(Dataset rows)
^^^^
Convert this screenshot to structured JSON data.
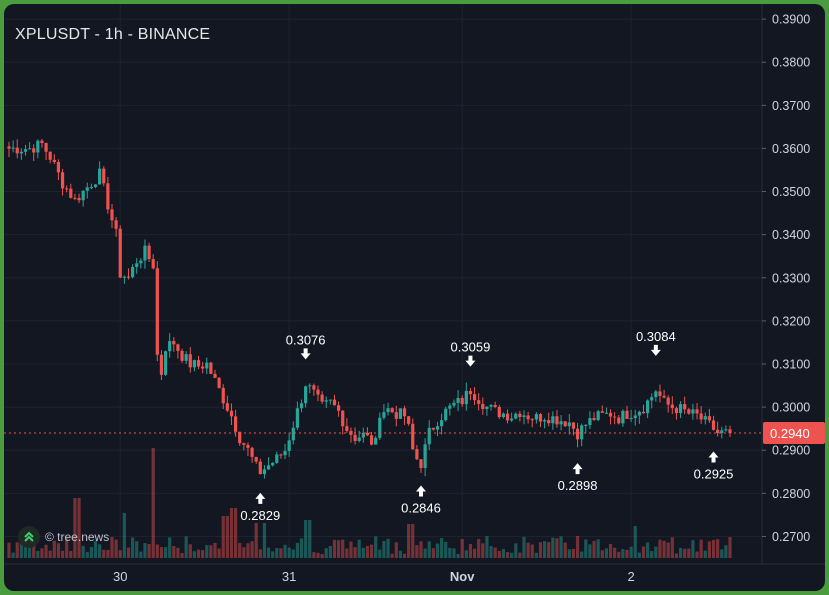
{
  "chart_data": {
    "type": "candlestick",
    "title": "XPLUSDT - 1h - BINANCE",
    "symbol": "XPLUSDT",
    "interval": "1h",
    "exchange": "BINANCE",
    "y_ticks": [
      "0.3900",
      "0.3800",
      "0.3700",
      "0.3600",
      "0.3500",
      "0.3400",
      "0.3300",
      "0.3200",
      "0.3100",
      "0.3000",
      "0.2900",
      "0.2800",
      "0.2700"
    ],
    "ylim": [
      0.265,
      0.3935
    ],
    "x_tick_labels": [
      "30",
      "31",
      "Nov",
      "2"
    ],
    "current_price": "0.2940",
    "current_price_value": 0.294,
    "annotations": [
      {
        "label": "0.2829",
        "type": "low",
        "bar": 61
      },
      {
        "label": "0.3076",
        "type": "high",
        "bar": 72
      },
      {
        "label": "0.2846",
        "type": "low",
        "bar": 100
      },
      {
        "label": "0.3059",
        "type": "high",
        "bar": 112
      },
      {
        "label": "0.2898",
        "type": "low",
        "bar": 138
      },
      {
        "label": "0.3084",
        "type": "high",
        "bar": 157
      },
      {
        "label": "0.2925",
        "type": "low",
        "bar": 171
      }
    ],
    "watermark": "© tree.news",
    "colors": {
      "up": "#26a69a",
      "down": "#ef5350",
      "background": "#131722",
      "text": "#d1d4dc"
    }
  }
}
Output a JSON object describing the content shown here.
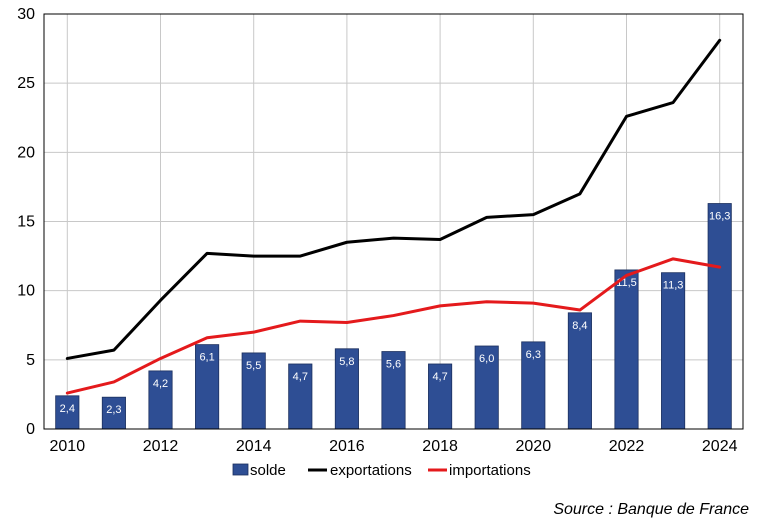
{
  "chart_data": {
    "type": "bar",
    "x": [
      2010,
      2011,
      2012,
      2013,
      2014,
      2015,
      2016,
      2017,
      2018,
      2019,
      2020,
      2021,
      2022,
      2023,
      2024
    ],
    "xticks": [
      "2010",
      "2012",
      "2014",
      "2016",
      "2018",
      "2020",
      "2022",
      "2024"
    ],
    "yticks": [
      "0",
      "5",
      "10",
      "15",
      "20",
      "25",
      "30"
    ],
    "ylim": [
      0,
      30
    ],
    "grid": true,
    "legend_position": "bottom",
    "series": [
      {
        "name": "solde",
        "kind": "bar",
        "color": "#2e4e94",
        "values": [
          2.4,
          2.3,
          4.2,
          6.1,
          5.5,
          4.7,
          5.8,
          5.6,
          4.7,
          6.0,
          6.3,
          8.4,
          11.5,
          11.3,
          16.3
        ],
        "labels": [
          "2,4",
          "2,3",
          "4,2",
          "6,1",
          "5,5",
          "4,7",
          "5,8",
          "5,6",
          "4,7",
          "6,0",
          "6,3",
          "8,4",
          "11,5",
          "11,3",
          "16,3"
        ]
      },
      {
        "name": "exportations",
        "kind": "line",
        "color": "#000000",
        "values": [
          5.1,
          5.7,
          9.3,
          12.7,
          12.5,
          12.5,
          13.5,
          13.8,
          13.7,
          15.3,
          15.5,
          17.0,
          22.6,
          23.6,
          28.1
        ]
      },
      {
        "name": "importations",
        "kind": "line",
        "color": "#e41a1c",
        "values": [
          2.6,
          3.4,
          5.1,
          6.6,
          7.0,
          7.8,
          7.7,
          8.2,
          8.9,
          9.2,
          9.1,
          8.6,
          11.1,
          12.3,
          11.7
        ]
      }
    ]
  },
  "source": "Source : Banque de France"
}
^^^^
### WORK REQUIRED:
Your task is to return the entries above exactly, with no pictures.

### SOLUTION TO THIS EXERCISE:
Convert this screenshot to structured JSON data.
{
  "chart_data": {
    "type": "candlestick",
    "title": "XPLUSDT - 1h - BINANCE",
    "symbol": "XPLUSDT",
    "interval": "1h",
    "exchange": "BINANCE",
    "y_ticks": [
      "0.3900",
      "0.3800",
      "0.3700",
      "0.3600",
      "0.3500",
      "0.3400",
      "0.3300",
      "0.3200",
      "0.3100",
      "0.3000",
      "0.2900",
      "0.2800",
      "0.2700"
    ],
    "ylim": [
      0.265,
      0.3935
    ],
    "x_tick_labels": [
      "30",
      "31",
      "Nov",
      "2"
    ],
    "current_price": "0.2940",
    "current_price_value": 0.294,
    "annotations": [
      {
        "label": "0.2829",
        "type": "low",
        "bar": 61
      },
      {
        "label": "0.3076",
        "type": "high",
        "bar": 72
      },
      {
        "label": "0.2846",
        "type": "low",
        "bar": 100
      },
      {
        "label": "0.3059",
        "type": "high",
        "bar": 112
      },
      {
        "label": "0.2898",
        "type": "low",
        "bar": 138
      },
      {
        "label": "0.3084",
        "type": "high",
        "bar": 157
      },
      {
        "label": "0.2925",
        "type": "low",
        "bar": 171
      }
    ],
    "watermark": "© tree.news",
    "colors": {
      "up": "#26a69a",
      "down": "#ef5350",
      "background": "#131722",
      "text": "#d1d4dc"
    }
  }
}
Output a JSON object describing the content shown here.
{
  "chart_data": {
    "type": "bar",
    "x": [
      2010,
      2011,
      2012,
      2013,
      2014,
      2015,
      2016,
      2017,
      2018,
      2019,
      2020,
      2021,
      2022,
      2023,
      2024
    ],
    "xticks": [
      "2010",
      "2012",
      "2014",
      "2016",
      "2018",
      "2020",
      "2022",
      "2024"
    ],
    "yticks": [
      "0",
      "5",
      "10",
      "15",
      "20",
      "25",
      "30"
    ],
    "ylim": [
      0,
      30
    ],
    "grid": true,
    "legend_position": "bottom",
    "series": [
      {
        "name": "solde",
        "kind": "bar",
        "color": "#2e4e94",
        "values": [
          2.4,
          2.3,
          4.2,
          6.1,
          5.5,
          4.7,
          5.8,
          5.6,
          4.7,
          6.0,
          6.3,
          8.4,
          11.5,
          11.3,
          16.3
        ],
        "labels": [
          "2,4",
          "2,3",
          "4,2",
          "6,1",
          "5,5",
          "4,7",
          "5,8",
          "5,6",
          "4,7",
          "6,0",
          "6,3",
          "8,4",
          "11,5",
          "11,3",
          "16,3"
        ]
      },
      {
        "name": "exportations",
        "kind": "line",
        "color": "#000000",
        "values": [
          5.1,
          5.7,
          9.3,
          12.7,
          12.5,
          12.5,
          13.5,
          13.8,
          13.7,
          15.3,
          15.5,
          17.0,
          22.6,
          23.6,
          28.1
        ]
      },
      {
        "name": "importations",
        "kind": "line",
        "color": "#e41a1c",
        "values": [
          2.6,
          3.4,
          5.1,
          6.6,
          7.0,
          7.8,
          7.7,
          8.2,
          8.9,
          9.2,
          9.1,
          8.6,
          11.1,
          12.3,
          11.7
        ]
      }
    ]
  },
  "source": "Source : Banque de France"
}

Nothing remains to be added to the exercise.